FRAGMENTO DEL TEXTO:
▽
7 de abril de 2011

La olla dentro de la estufa

Rebuscando entre las entrañas de este ordenador, que a decir verdad, hacía días no encendía,  he encontrado un texto que escribí ya el año pasado y no entiendo cómo no había colgado antes. Lo he actualizado después de comprobar con mi fuente esta noche que sigue siendo así, donde antes ponía casi 37 ahora pone casi 38, y he corregido algunas cosas que no me parecían estar bien. Es lo bueno que tiene dejar los textos reposar, que con el tiempo acabas viéndolos con otra perspectiva. Este texto tiene para mí un gran valor. Podía haber optado simplemente por guardármelo como algo personal, si lo lee algún familiar quizá no le guste que se haga público, pero creo que más allá del escaso nivel literario que pueda tener (está más escrito con el corazón que con la cabeza) es importante que se conozcan este tipo de historias, dado que son las nuestras.

La olla dentro de la estufa.

Es curioso cómo algunos recuerdos perduran a través de los años como si se de ayer se tratara. Han pasado casi treinta y ocho años y cuando el otro día le preguntaba, todavía era capaz de recordar, con gran precisión, el viaje que la trajo por primera vez a esta tierra. 
No era nada nuevo para ella lo de dejar la casa atrás, coger el tren y emprender una nueva vida lejos de lo que conocía. Cuando apenas contaba diez años la familia ya cargó con las pocas pertenencias que tenían, una jaula de gallinas y un par de corderos en el tren y dejaron atrás el pueblo para iniciar una nueva vida en la ciudad. Atrás quedaban las largas jornadas de trabajo en campos ajenos o cuidando caballerizas de gente que únicamente iba a sus fincas a pasar las jornadas vacacionales y atrás quedaban también los tiempos en que tocaba cobrar por las cosechas. 
Cuando le preguntas por cómo llegó hasta aquí, donde cuidó a su familia y rehizo su vida, una sonrisa, no exenta de cierto rubor, le cruza el rostro demacrado por las arrugas y con unos ojos que, de verde esmeralda, con el paso del tiempo están adquiriendo un tono más grisáceo. Empieza a contar y ya no para hasta el final de su narración.
△
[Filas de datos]
▽
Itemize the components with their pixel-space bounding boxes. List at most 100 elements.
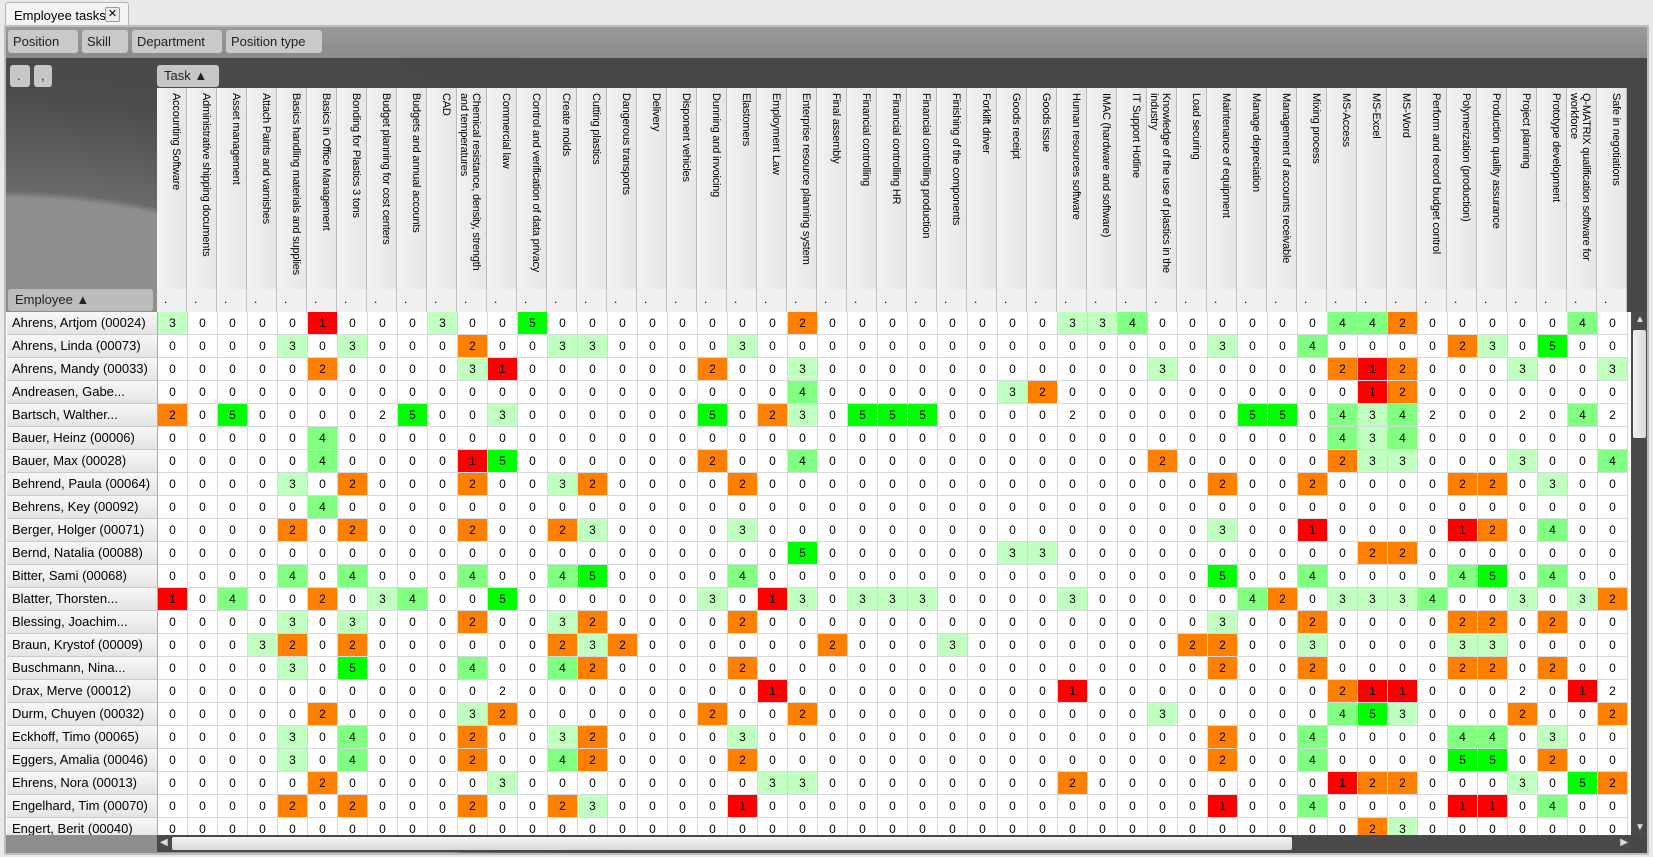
task-cell[interactable]: 0 (188, 565, 218, 588)
task-cell[interactable]: 0 (968, 772, 998, 795)
task-cell[interactable]: 0 (1088, 726, 1118, 749)
task-cell[interactable]: 0 (158, 611, 188, 634)
task-cell[interactable]: 0 (698, 496, 728, 519)
task-cell[interactable]: 0 (368, 657, 398, 680)
task-cell[interactable]: 0 (728, 818, 758, 835)
task-cell[interactable]: 0 (578, 772, 608, 795)
task-cell[interactable]: 0 (998, 496, 1028, 519)
task-cell[interactable]: 0 (1148, 588, 1178, 611)
task-cell[interactable]: 0 (1268, 565, 1298, 588)
task-cell[interactable]: 2 (1388, 312, 1418, 335)
task-cell[interactable]: 0 (158, 818, 188, 835)
task-cell[interactable]: 0 (818, 795, 848, 818)
task-cell[interactable]: 0 (1148, 473, 1178, 496)
task-cell[interactable]: 2 (458, 519, 488, 542)
task-cell[interactable]: 0 (518, 358, 548, 381)
task-cell[interactable]: 0 (368, 496, 398, 519)
task-cell[interactable]: 3 (1448, 634, 1478, 657)
task-cell[interactable]: 0 (368, 519, 398, 542)
task-cell[interactable]: 3 (1208, 519, 1238, 542)
task-cell[interactable]: 0 (1058, 335, 1088, 358)
task-cell[interactable]: 0 (248, 404, 278, 427)
task-cell[interactable]: 2 (278, 519, 308, 542)
scroll-up-icon[interactable]: ▲ (1635, 314, 1645, 325)
task-cell[interactable]: 4 (1298, 749, 1328, 772)
task-cell[interactable]: 0 (1118, 450, 1148, 473)
task-cell[interactable]: 0 (188, 450, 218, 473)
task-cell[interactable]: 2 (1358, 772, 1388, 795)
task-cell[interactable]: 0 (398, 312, 428, 335)
task-cell[interactable]: 2 (458, 795, 488, 818)
task-cell[interactable]: 0 (938, 588, 968, 611)
task-cell[interactable]: 2 (578, 611, 608, 634)
task-cell[interactable]: 0 (938, 312, 968, 335)
task-cell[interactable]: 5 (1268, 404, 1298, 427)
task-cell[interactable]: 0 (458, 312, 488, 335)
task-cell[interactable]: 0 (488, 542, 518, 565)
task-cell[interactable]: 0 (1508, 726, 1538, 749)
task-cell[interactable]: 0 (428, 588, 458, 611)
task-cell[interactable]: 0 (308, 404, 338, 427)
task-cell[interactable]: 3 (578, 335, 608, 358)
task-cell[interactable]: 0 (758, 795, 788, 818)
task-cell[interactable]: 0 (698, 726, 728, 749)
task-cell[interactable]: 4 (1568, 312, 1598, 335)
task-cell[interactable]: 0 (728, 358, 758, 381)
task-cell[interactable]: 0 (1508, 749, 1538, 772)
task-cell[interactable]: 0 (158, 703, 188, 726)
task-cell[interactable]: 0 (668, 588, 698, 611)
scroll-left-icon[interactable]: ◀ (160, 837, 168, 848)
task-cell[interactable]: 2 (368, 404, 398, 427)
task-cell[interactable]: 0 (1088, 381, 1118, 404)
column-filter-cell[interactable]: . (1267, 289, 1297, 312)
task-cell[interactable]: 3 (788, 358, 818, 381)
task-cell[interactable]: 2 (1538, 611, 1568, 634)
task-cell[interactable]: 0 (1118, 381, 1148, 404)
task-cell[interactable]: 0 (488, 519, 518, 542)
task-cell[interactable]: 0 (1298, 381, 1328, 404)
task-column-header[interactable]: Dunning and invoicing (697, 88, 727, 289)
task-cell[interactable]: 0 (1568, 749, 1598, 772)
task-cell[interactable]: 0 (1058, 726, 1088, 749)
task-cell[interactable]: 0 (518, 496, 548, 519)
task-cell[interactable]: 0 (368, 680, 398, 703)
employee-name[interactable]: Ahrens, Linda (00073) (7, 335, 158, 358)
task-cell[interactable]: 0 (488, 496, 518, 519)
task-cell[interactable]: 0 (488, 312, 518, 335)
task-cell[interactable]: 0 (428, 427, 458, 450)
task-cell[interactable]: 0 (1118, 795, 1148, 818)
task-cell[interactable]: 0 (878, 519, 908, 542)
task-cell[interactable]: 0 (818, 404, 848, 427)
task-cell[interactable]: 0 (488, 818, 518, 835)
task-cell[interactable]: 0 (1208, 381, 1238, 404)
column-filter-cell[interactable]: . (1417, 289, 1447, 312)
task-cell[interactable]: 0 (518, 703, 548, 726)
task-cell[interactable]: 0 (1268, 473, 1298, 496)
task-cell[interactable]: 0 (1208, 680, 1238, 703)
task-cell[interactable]: 0 (1448, 703, 1478, 726)
task-cell[interactable]: 0 (1448, 818, 1478, 835)
task-cell[interactable]: 0 (1598, 726, 1628, 749)
vertical-scrollbar[interactable]: ▲ ▼ (1631, 312, 1647, 835)
task-cell[interactable]: 0 (1028, 611, 1058, 634)
task-cell[interactable]: 0 (158, 542, 188, 565)
task-cell[interactable]: 0 (1028, 450, 1058, 473)
employee-name[interactable]: Bauer, Max (00028) (7, 450, 158, 473)
task-cell[interactable]: 0 (428, 818, 458, 835)
task-cell[interactable]: 0 (1418, 795, 1448, 818)
task-cell[interactable]: 0 (1088, 588, 1118, 611)
task-cell[interactable]: 0 (1208, 496, 1238, 519)
task-column-header[interactable]: Financial controlling HR (877, 88, 907, 289)
task-cell[interactable]: 0 (458, 588, 488, 611)
task-cell[interactable]: 0 (878, 749, 908, 772)
task-cell[interactable]: 3 (728, 335, 758, 358)
column-filter-cell[interactable]: . (877, 289, 907, 312)
task-cell[interactable]: 0 (548, 542, 578, 565)
task-cell[interactable]: 0 (908, 726, 938, 749)
task-cell[interactable]: 0 (1568, 634, 1598, 657)
task-cell[interactable]: 0 (518, 381, 548, 404)
task-cell[interactable]: 0 (818, 703, 848, 726)
task-cell[interactable]: 0 (668, 795, 698, 818)
task-cell[interactable]: 0 (1178, 450, 1208, 473)
task-column-header[interactable]: Finishing of the components (937, 88, 967, 289)
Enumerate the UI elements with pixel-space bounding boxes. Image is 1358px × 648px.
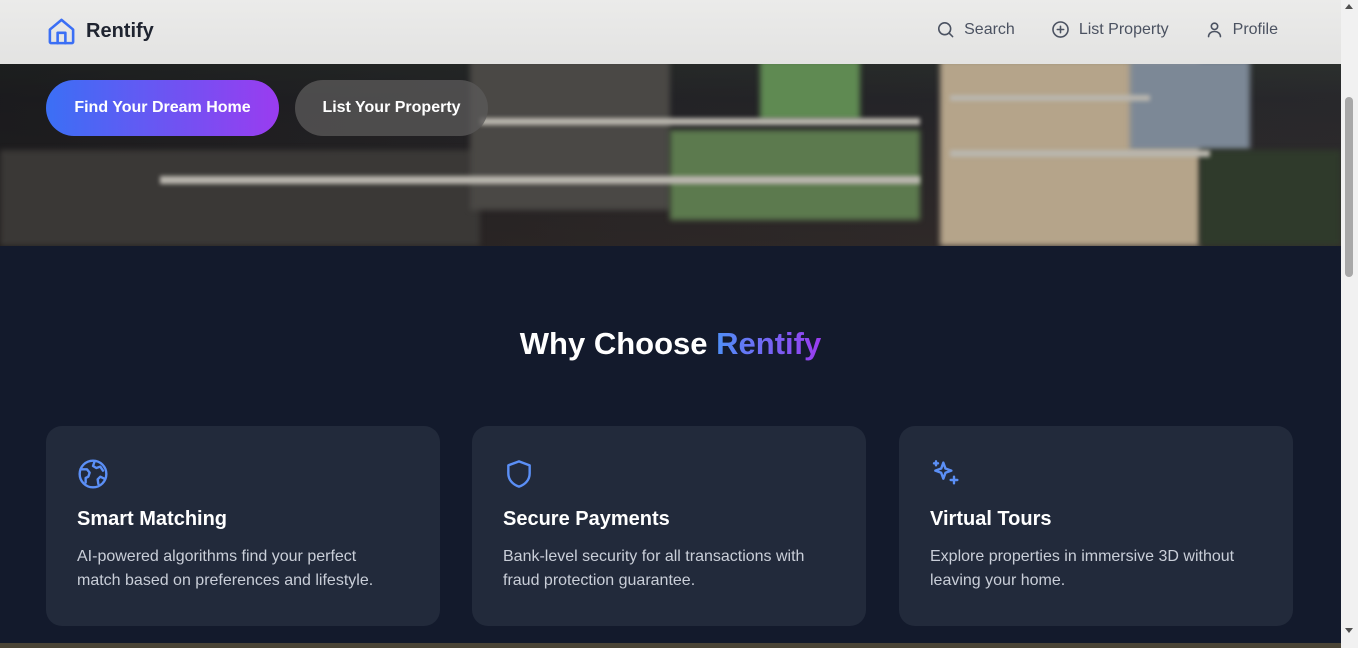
feature-description: Explore properties in immersive 3D witho… (930, 548, 1235, 589)
find-dream-home-button[interactable]: Find Your Dream Home (46, 80, 279, 136)
feature-card-smart-matching: Smart Matching AI-powered algorithms fin… (46, 426, 440, 626)
feature-title: Virtual Tours (930, 508, 1052, 530)
feature-title: Smart Matching (77, 508, 228, 530)
nav-search-label: Search (964, 20, 1015, 38)
shield-icon (503, 458, 535, 490)
feature-card-virtual-tours: Virtual Tours Explore properties in imme… (899, 426, 1293, 626)
sparkles-icon (930, 458, 962, 490)
search-icon (936, 20, 955, 39)
brand[interactable]: Rentify (46, 16, 154, 47)
plus-circle-icon (1051, 20, 1070, 39)
user-icon (1205, 20, 1224, 39)
feature-description: Bank-level security for all transactions… (503, 548, 805, 589)
vertical-scrollbar[interactable] (1341, 0, 1358, 648)
brand-name: Rentify (86, 20, 154, 42)
section-title-prefix: Why Choose (519, 326, 708, 361)
list-your-property-button[interactable]: List Your Property (295, 80, 488, 136)
scroll-down-arrow-icon[interactable] (1345, 628, 1353, 633)
globe-icon (77, 458, 109, 490)
nav-profile-label: Profile (1232, 20, 1278, 38)
feature-description: AI-powered algorithms find your perfect … (77, 548, 374, 589)
feature-card-secure-payments: Secure Payments Bank-level security for … (472, 426, 866, 626)
nav-list-property[interactable]: List Property (1051, 20, 1169, 39)
nav-search[interactable]: Search (936, 20, 1015, 39)
section-title: Why Choose Rentify (0, 326, 1341, 362)
scrollbar-thumb[interactable] (1345, 97, 1353, 277)
bottom-edge (0, 643, 1341, 648)
nav-links: Search List Property Profile (900, 20, 1278, 39)
scroll-up-arrow-icon[interactable] (1345, 4, 1353, 9)
page: Rentify Search List Property Profile Fin… (0, 0, 1341, 648)
home-icon (46, 16, 77, 47)
top-navbar: Rentify Search List Property Profile (0, 0, 1341, 64)
nav-list-property-label: List Property (1078, 20, 1169, 38)
feature-title: Secure Payments (503, 508, 670, 530)
nav-profile[interactable]: Profile (1205, 20, 1278, 39)
section-title-accent: Rentify (716, 326, 822, 361)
△
TAREAS Y EJERCICIOS:
A - Según el fragmento, ¿qué edad tenía ella cuando su familia se fue del pueblo a la ciudad?
B - Copia del fragmento el tramo que va desde "Rebuscando entre las" hasta "son las nuestras.".
C - Indica si cada afirmación coincide con el fragmento y cita las palabras que lo deciden: (i) al actualizar el texto, se cambió "casi 37" por "casi 38"; (ii) la familia dejó el pueblo viajando en autobús; (iii) ella tenía los ojos azules.

SOLUCIONES:
A - Apenas tenía diez años.

B -
Rebuscando entre las entrañas de este ordenador, que a decir verdad, hacía días no encendía,  he encontrado un texto que escribí ya el año pasado y no entiendo cómo no había colgado antes. Lo he actualizado después de comprobar con mi fuente esta noche que sigue siendo así, donde antes ponía casi 37 ahora pone casi 38, y he corregido algunas cosas que no me parecían estar bien. Es lo bueno que tiene dejar los textos reposar, que con el tiempo acabas viéndolos con otra perspectiva. Este texto tiene para mí un gran valor. Podía haber optado simplemente por guardármelo como algo personal, si lo lee algún familiar quizá no le guste que se haga público, pero creo que más allá del escaso nivel literario que pueda tener (está más escrito con el corazón que con la cabeza) es importante que se conozcan este tipo de historias, dado que son las nuestras.

C -
(i) Sí: "donde antes ponía casi 37 ahora pone casi 38".
(ii) No: "cargó con las pocas pertenencias que tenían, una jaula de gallinas y un par de corderos en el tren".
(iii) No: "unos ojos que, de verde esmeralda, con el paso del tiempo están adquiriendo un tono más grisáceo".